● **EXERCISE OBJECTIVE**:
Reproduce every entry that follows word for word, but omit the images.

● **SUPPLIED DATA**:
┏━━
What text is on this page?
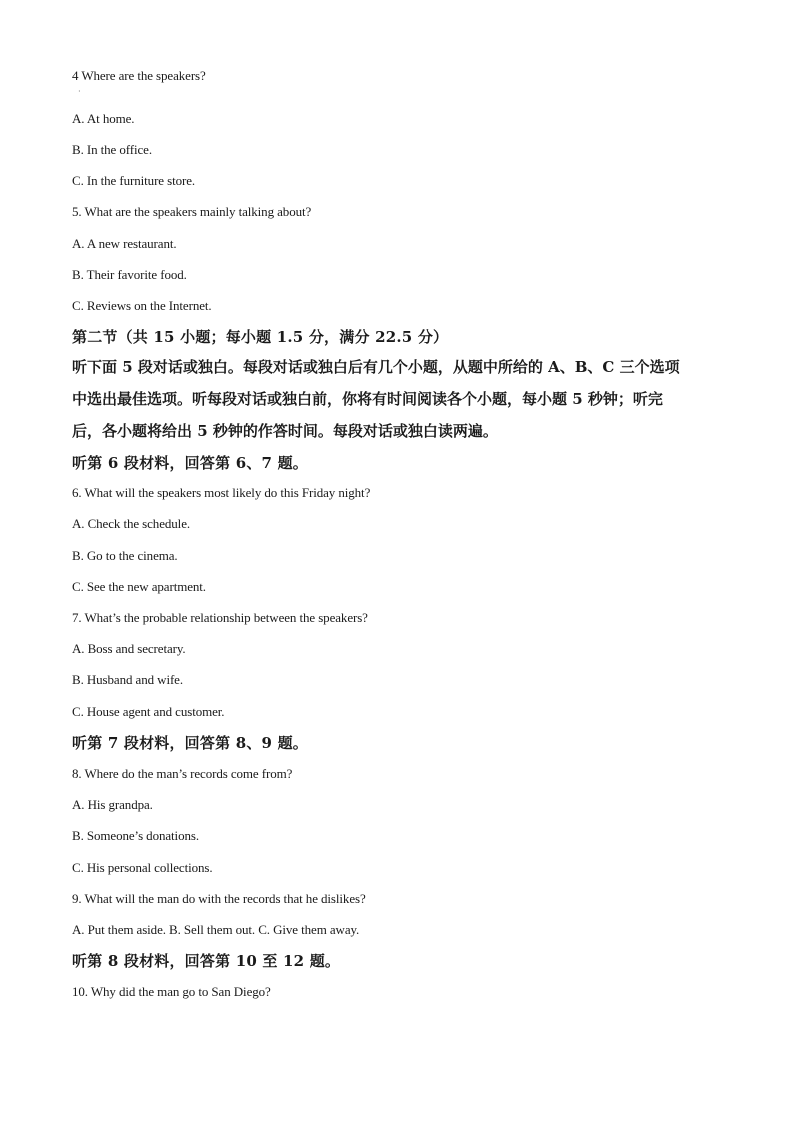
4 Where are the speakers?
·
A. At home.
B. In the office.
C. In the furniture store.
5. What are the speakers mainly talking about?
A. A new restaurant.
B. Their favorite food.
C. Reviews on the Internet.
第二节（共 15 小题；每小题 1.5 分，满分 22.5 分）
听下面 5 段对话或独白。每段对话或独白后有几个小题，从题中所给的 A、B、C 三个选项
中选出最佳选项。听每段对话或独白前，你将有时间阅读各个小题，每小题 5 秒钟；听完
后，各小题将给出 5 秒钟的作答时间。每段对话或独白读两遍。
听第 6 段材料，回答第 6、7 题。
6. What will the speakers most likely do this Friday night?
A. Check the schedule.
B. Go to the cinema.
C. See the new apartment.
7. What’s the probable relationship between the speakers?
A. Boss and secretary.
B. Husband and wife.
C. House agent and customer.
听第 7 段材料，回答第 8、9 题。
8. Where do the man’s records come from?
A. His grandpa.
B. Someone’s donations.
C. His personal collections.
9. What will the man do with the records that he dislikes?
A. Put them aside. B. Sell them out. C. Give them away.
听第 8 段材料，回答第 10 至 12 题。
10. Why did the man go to San Diego?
┗━━
● **SOLUTION TO THE EXERCISE**:
What text is on this page?
4 Where are the speakers?
·
A. At home.
B. In the office.
C. In the furniture store.
5. What are the speakers mainly talking about?
A. A new restaurant.
B. Their favorite food.
C. Reviews on the Internet.
第二节（共 15 小题；每小题 1.5 分，满分 22.5 分）
听下面 5 段对话或独白。每段对话或独白后有几个小题，从题中所给的 A、B、C 三个选项
中选出最佳选项。听每段对话或独白前，你将有时间阅读各个小题，每小题 5 秒钟；听完
后，各小题将给出 5 秒钟的作答时间。每段对话或独白读两遍。
听第 6 段材料，回答第 6、7 题。
6. What will the speakers most likely do this Friday night?
A. Check the schedule.
B. Go to the cinema.
C. See the new apartment.
7. What’s the probable relationship between the speakers?
A. Boss and secretary.
B. Husband and wife.
C. House agent and customer.
听第 7 段材料，回答第 8、9 题。
8. Where do the man’s records come from?
A. His grandpa.
B. Someone’s donations.
C. His personal collections.
9. What will the man do with the records that he dislikes?
A. Put them aside. B. Sell them out. C. Give them away.
听第 8 段材料，回答第 10 至 12 题。
10. Why did the man go to San Diego?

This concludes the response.